= Data listing =
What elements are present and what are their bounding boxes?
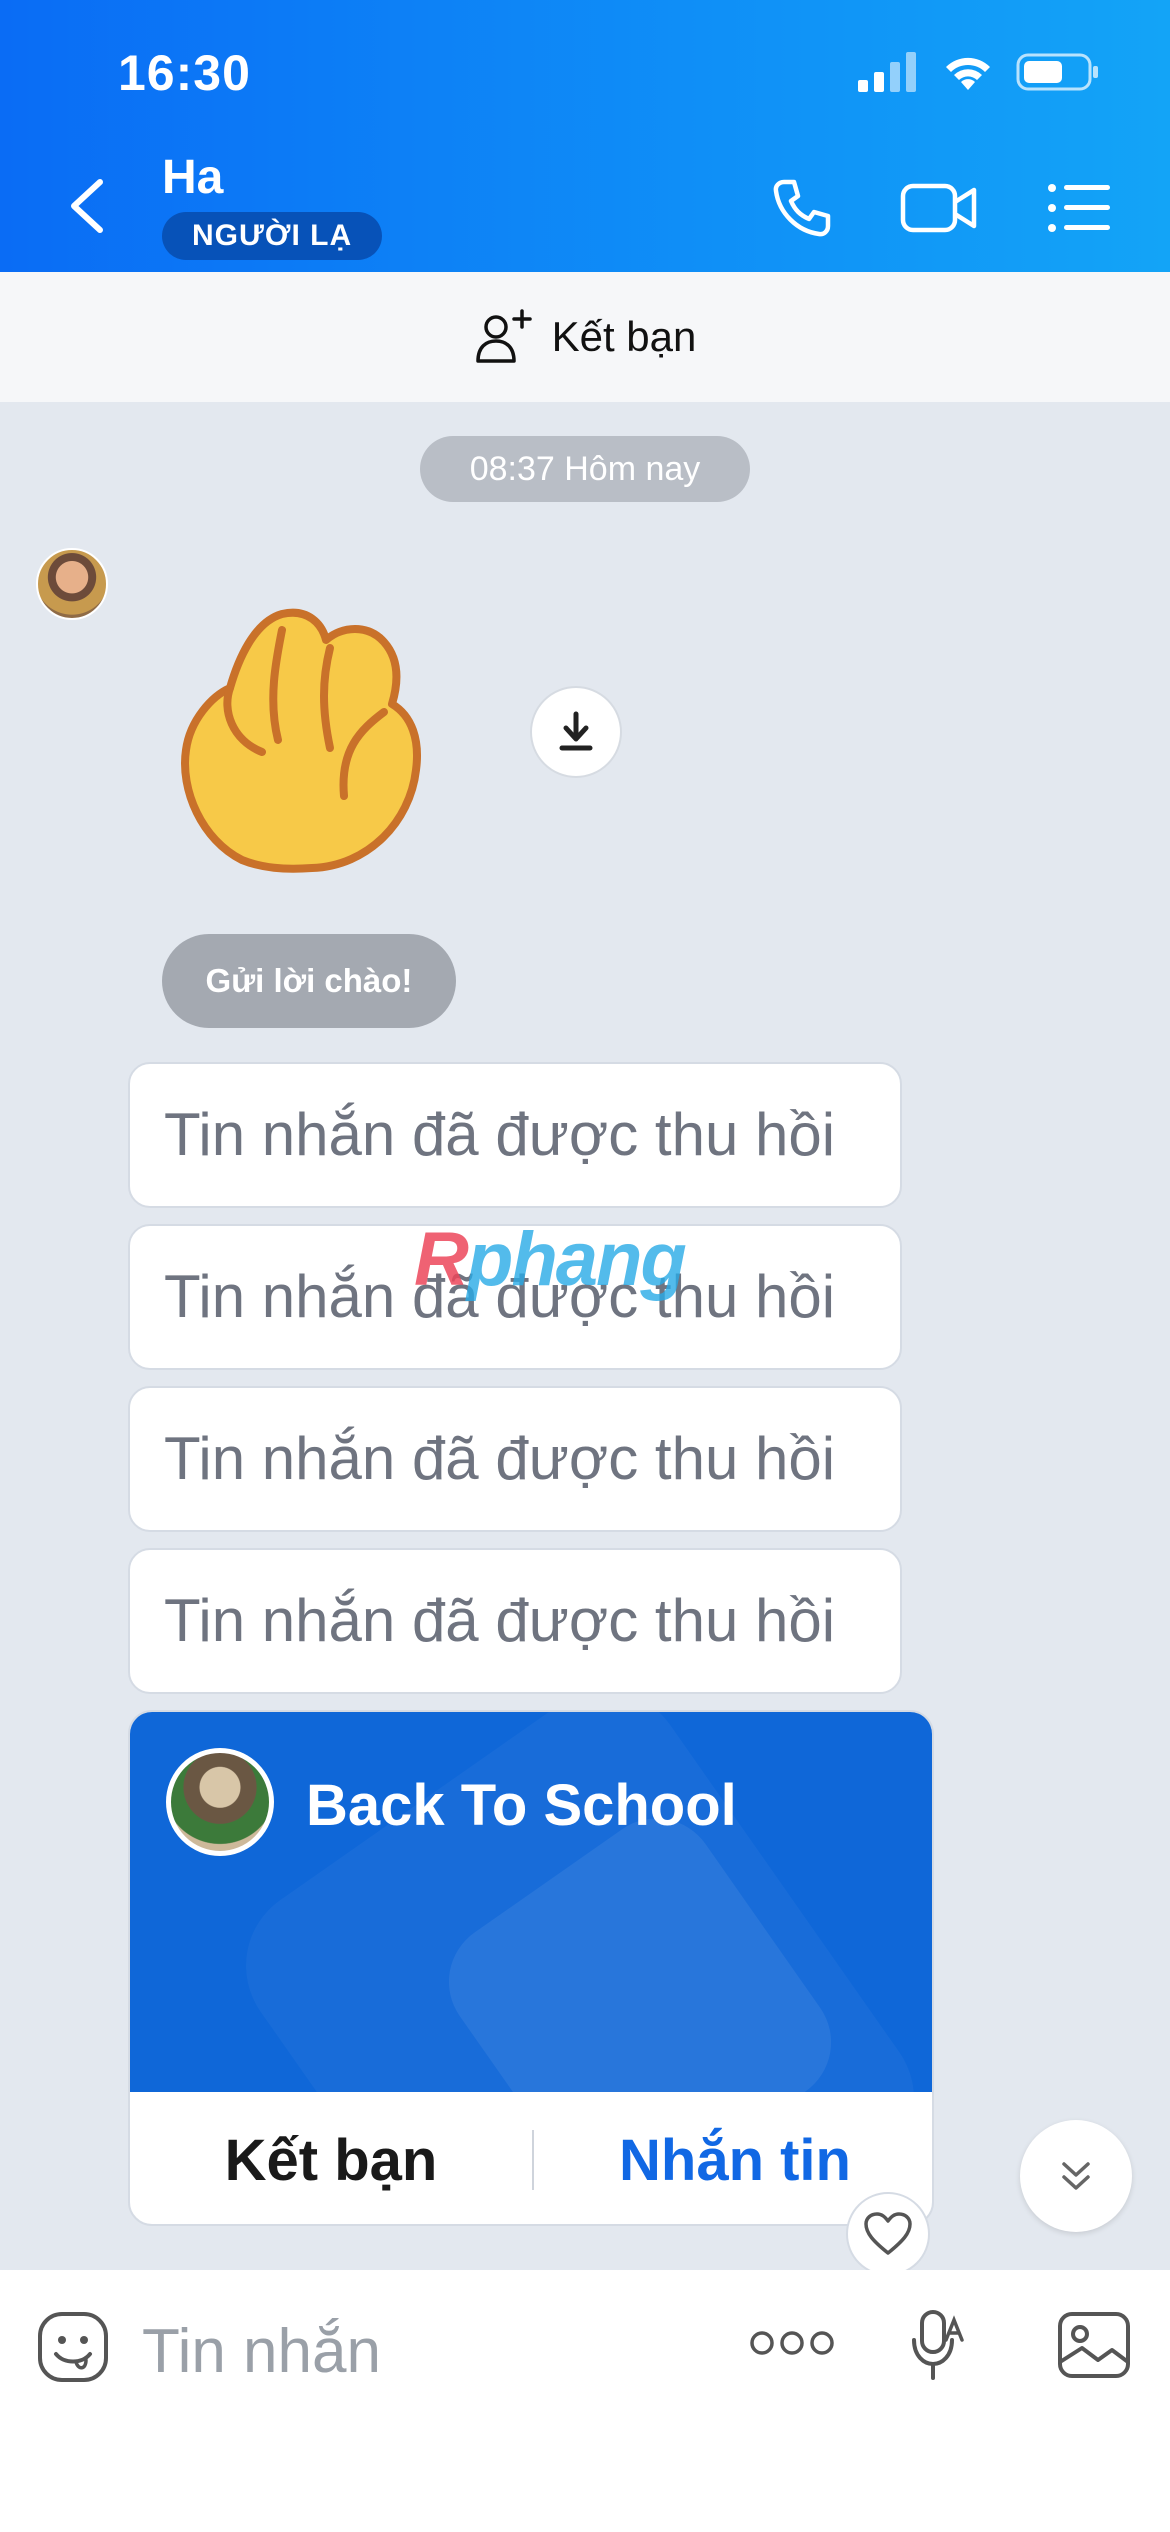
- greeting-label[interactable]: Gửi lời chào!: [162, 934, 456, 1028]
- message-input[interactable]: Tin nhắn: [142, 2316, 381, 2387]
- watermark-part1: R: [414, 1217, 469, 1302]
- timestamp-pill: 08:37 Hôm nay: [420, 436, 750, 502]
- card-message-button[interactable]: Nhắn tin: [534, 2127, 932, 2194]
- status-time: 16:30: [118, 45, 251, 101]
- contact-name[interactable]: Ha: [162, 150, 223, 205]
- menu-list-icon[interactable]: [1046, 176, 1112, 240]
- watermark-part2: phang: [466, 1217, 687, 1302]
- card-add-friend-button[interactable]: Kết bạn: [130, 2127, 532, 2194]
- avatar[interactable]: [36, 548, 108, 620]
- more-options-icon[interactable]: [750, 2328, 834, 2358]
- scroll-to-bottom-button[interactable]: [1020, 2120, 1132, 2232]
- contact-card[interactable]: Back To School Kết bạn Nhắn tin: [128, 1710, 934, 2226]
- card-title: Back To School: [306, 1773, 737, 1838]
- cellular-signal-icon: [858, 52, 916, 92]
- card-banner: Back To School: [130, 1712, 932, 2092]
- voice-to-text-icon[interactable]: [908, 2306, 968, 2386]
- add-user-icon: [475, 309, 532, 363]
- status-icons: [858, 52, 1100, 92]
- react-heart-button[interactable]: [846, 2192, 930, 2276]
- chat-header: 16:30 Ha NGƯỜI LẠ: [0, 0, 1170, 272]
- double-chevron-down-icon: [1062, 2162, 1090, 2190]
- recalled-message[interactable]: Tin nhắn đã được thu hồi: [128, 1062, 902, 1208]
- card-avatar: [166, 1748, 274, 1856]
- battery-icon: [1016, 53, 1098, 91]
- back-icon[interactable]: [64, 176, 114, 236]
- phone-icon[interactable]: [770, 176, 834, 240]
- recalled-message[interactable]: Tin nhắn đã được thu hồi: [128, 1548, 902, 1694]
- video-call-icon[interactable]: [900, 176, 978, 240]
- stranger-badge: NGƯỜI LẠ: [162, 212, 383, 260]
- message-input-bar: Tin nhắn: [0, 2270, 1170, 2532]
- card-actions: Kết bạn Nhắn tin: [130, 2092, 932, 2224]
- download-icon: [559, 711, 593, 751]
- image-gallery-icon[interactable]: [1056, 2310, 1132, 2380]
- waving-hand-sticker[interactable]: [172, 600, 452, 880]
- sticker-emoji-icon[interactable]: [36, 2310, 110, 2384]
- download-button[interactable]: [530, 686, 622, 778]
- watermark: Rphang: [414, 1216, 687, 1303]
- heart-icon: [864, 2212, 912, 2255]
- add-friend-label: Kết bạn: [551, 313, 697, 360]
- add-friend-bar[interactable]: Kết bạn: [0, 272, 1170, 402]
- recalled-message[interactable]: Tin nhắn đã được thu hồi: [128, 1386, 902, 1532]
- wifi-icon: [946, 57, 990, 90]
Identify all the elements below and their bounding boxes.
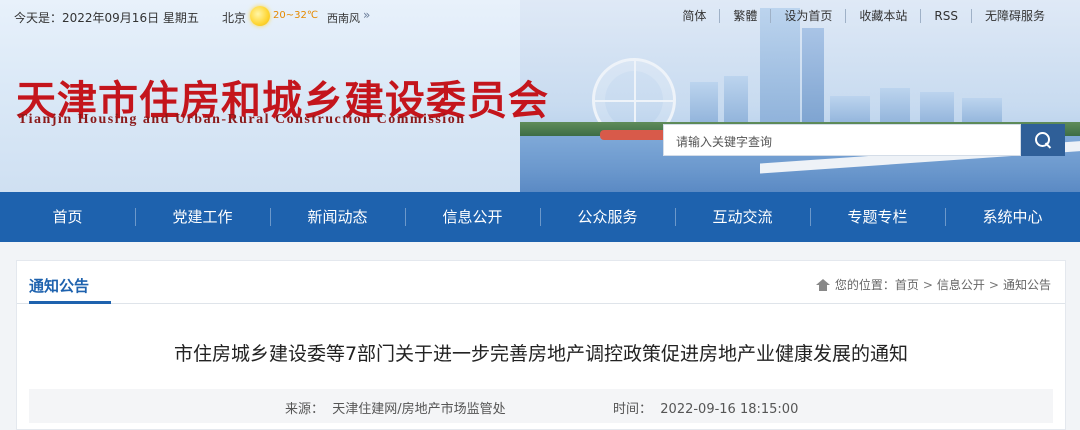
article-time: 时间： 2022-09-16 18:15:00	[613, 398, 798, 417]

= Goal =
Please copy the listing above word for word, with every line in its original order, and leave out the pictures.

= Response for this exercise =
What elements are present and what are their bounding boxes?
- greeting-label[interactable]: Gửi lời chào!: [162, 934, 456, 1028]
- message-input[interactable]: Tin nhắn: [142, 2316, 381, 2387]
- watermark-part1: R: [414, 1217, 469, 1302]
- timestamp-pill: 08:37 Hôm nay: [420, 436, 750, 502]
- card-message-button[interactable]: Nhắn tin: [534, 2127, 932, 2194]
- status-time: 16:30: [118, 45, 251, 101]
- contact-name[interactable]: Ha: [162, 150, 223, 205]
- menu-list-icon[interactable]: [1046, 176, 1112, 240]
- watermark-part2: phang: [466, 1217, 687, 1302]
- card-add-friend-button[interactable]: Kết bạn: [130, 2127, 532, 2194]
- avatar[interactable]: [36, 548, 108, 620]
- more-options-icon[interactable]: [750, 2328, 834, 2358]
- scroll-to-bottom-button[interactable]: [1020, 2120, 1132, 2232]
- contact-card[interactable]: Back To School Kết bạn Nhắn tin: [128, 1710, 934, 2226]
- card-title: Back To School: [306, 1773, 737, 1838]
- cellular-signal-icon: [858, 52, 916, 92]
- card-banner: Back To School: [130, 1712, 932, 2092]
- voice-to-text-icon[interactable]: [908, 2306, 968, 2386]
- add-user-icon: [475, 309, 532, 363]
- status-icons: [858, 52, 1100, 92]
- react-heart-button[interactable]: [846, 2192, 930, 2276]
- chat-header: 16:30 Ha NGƯỜI LẠ: [0, 0, 1170, 272]
- double-chevron-down-icon: [1062, 2162, 1090, 2190]
- recalled-message[interactable]: Tin nhắn đã được thu hồi: [128, 1062, 902, 1208]
- card-avatar: [166, 1748, 274, 1856]
- battery-icon: [1016, 53, 1098, 91]
- back-icon[interactable]: [64, 176, 114, 236]
- phone-icon[interactable]: [770, 176, 834, 240]
- recalled-message[interactable]: Tin nhắn đã được thu hồi: [128, 1548, 902, 1694]
- video-call-icon[interactable]: [900, 176, 978, 240]
- stranger-badge: NGƯỜI LẠ: [162, 212, 383, 260]
- message-input-bar: Tin nhắn: [0, 2270, 1170, 2532]
- card-actions: Kết bạn Nhắn tin: [130, 2092, 932, 2224]
- download-icon: [559, 711, 593, 751]
- image-gallery-icon[interactable]: [1056, 2310, 1132, 2380]
- waving-hand-sticker[interactable]: [172, 600, 452, 880]
- sticker-emoji-icon[interactable]: [36, 2310, 110, 2384]
- download-button[interactable]: [530, 686, 622, 778]
- watermark: Rphang: [414, 1216, 687, 1303]
- heart-icon: [864, 2212, 912, 2255]
- add-friend-label: Kết bạn: [551, 313, 697, 360]
- add-friend-bar[interactable]: Kết bạn: [0, 272, 1170, 402]
- recalled-message[interactable]: Tin nhắn đã được thu hồi: [128, 1386, 902, 1532]
- wifi-icon: [946, 57, 990, 90]
Identify all the elements below and their bounding boxes.
article-time: 时间： 2022-09-16 18:15:00	[613, 398, 798, 417]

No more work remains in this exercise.